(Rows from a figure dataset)
-- START --

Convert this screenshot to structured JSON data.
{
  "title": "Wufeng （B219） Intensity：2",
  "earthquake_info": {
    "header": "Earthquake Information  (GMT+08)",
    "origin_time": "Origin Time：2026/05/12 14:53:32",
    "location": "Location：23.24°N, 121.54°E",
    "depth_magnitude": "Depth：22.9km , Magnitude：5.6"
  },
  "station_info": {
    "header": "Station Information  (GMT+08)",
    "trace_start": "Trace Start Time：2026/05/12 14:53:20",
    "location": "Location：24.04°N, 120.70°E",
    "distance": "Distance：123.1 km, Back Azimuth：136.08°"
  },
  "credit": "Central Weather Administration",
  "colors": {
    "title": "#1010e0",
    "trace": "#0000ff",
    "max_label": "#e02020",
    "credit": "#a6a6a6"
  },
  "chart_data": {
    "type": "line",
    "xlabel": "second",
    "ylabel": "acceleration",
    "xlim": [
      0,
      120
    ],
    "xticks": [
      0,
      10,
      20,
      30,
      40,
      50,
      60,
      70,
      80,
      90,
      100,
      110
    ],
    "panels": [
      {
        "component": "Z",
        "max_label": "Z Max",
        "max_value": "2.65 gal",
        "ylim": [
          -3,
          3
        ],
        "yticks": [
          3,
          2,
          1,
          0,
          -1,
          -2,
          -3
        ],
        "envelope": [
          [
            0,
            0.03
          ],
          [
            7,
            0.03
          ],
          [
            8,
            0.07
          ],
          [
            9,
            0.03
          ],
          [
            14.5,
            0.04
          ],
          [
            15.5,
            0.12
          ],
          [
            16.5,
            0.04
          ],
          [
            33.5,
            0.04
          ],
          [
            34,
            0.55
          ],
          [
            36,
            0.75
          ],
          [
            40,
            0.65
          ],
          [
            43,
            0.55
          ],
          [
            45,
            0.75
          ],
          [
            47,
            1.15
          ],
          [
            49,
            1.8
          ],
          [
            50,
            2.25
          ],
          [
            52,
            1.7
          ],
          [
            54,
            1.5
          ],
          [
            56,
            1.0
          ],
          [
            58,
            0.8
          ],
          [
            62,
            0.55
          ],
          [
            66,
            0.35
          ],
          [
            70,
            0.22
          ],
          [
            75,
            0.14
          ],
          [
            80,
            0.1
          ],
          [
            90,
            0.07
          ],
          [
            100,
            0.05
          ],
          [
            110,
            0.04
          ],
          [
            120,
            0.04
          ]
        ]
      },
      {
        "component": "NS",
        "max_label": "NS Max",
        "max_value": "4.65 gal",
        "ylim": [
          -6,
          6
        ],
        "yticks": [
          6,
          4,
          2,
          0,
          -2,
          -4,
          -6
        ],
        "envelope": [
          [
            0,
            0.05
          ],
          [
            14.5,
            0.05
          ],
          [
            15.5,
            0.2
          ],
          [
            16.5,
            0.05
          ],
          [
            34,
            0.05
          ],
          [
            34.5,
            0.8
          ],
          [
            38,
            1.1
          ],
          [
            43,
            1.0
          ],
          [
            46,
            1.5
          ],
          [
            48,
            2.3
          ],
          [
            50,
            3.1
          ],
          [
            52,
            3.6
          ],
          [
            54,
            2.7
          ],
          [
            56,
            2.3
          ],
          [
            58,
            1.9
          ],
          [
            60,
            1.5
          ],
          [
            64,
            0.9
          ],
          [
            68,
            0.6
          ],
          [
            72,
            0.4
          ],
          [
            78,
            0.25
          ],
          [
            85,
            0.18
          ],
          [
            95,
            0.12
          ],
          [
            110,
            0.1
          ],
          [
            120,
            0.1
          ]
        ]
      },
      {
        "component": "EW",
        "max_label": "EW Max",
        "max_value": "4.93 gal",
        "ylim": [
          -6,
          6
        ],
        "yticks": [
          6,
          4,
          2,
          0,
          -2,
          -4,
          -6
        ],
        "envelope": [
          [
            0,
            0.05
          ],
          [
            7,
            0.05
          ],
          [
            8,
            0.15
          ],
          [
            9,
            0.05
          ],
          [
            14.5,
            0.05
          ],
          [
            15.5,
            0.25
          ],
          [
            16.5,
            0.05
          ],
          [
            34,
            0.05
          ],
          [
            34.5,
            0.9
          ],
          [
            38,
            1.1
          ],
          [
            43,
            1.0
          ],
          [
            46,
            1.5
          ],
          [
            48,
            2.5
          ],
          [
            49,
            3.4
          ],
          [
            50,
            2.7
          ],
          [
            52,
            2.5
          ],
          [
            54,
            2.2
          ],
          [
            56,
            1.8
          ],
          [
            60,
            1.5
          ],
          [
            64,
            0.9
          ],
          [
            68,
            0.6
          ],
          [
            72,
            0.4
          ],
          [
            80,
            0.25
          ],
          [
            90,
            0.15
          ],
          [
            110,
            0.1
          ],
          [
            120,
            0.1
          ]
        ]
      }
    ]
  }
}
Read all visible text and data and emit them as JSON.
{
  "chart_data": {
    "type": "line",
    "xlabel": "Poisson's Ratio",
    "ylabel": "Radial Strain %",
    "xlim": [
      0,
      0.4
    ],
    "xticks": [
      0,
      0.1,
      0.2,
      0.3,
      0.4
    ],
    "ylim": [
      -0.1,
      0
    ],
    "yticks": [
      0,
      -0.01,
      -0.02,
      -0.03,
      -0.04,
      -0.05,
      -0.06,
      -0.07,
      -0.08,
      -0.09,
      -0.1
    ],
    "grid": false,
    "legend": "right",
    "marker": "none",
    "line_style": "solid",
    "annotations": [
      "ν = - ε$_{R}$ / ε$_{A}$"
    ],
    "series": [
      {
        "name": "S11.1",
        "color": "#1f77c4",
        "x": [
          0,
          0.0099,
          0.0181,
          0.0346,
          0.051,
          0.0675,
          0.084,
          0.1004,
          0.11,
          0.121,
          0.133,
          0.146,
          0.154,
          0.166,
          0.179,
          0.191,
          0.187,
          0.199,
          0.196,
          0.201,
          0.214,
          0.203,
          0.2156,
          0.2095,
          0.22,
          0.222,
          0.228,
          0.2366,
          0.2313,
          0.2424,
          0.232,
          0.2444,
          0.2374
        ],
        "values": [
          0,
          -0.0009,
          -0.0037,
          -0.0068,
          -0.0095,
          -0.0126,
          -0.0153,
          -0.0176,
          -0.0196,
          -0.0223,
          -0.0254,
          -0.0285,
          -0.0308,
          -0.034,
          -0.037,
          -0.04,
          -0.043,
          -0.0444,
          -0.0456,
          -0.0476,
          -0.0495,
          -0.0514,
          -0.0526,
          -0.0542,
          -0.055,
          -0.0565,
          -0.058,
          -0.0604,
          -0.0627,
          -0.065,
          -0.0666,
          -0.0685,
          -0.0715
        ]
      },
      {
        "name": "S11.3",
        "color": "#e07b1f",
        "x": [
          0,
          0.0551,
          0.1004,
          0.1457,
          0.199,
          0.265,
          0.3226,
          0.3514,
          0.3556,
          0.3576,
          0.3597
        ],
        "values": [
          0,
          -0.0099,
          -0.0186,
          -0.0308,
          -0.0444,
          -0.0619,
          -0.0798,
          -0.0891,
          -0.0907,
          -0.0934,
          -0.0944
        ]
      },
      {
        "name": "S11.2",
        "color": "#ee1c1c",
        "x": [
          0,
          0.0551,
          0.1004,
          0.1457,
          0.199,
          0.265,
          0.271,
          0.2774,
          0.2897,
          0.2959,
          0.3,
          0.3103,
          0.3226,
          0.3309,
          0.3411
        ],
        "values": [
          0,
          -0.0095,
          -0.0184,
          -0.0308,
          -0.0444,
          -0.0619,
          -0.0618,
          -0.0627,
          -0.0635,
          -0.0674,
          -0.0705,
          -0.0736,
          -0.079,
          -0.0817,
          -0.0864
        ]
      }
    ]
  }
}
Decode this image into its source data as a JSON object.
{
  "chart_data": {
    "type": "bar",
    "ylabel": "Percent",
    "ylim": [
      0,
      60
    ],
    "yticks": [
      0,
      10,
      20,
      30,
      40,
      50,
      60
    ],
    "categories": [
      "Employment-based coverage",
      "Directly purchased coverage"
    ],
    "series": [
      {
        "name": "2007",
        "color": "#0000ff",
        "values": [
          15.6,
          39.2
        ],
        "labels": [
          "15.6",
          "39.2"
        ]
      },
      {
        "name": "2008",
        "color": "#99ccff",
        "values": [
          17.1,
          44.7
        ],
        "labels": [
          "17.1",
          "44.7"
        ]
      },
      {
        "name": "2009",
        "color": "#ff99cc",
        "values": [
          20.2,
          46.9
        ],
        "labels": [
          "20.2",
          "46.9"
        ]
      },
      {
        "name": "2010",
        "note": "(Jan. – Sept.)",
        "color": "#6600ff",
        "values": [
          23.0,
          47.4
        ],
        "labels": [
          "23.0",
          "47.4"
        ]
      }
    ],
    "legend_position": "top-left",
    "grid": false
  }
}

-- END --

### Do this
Scan the lines for the string "JSON". Pick out every line that has it.

### Answer to this problem
Convert this screenshot to structured JSON data.
Read all visible text and data and emit them as JSON.
Decode this image into its source data as a JSON object.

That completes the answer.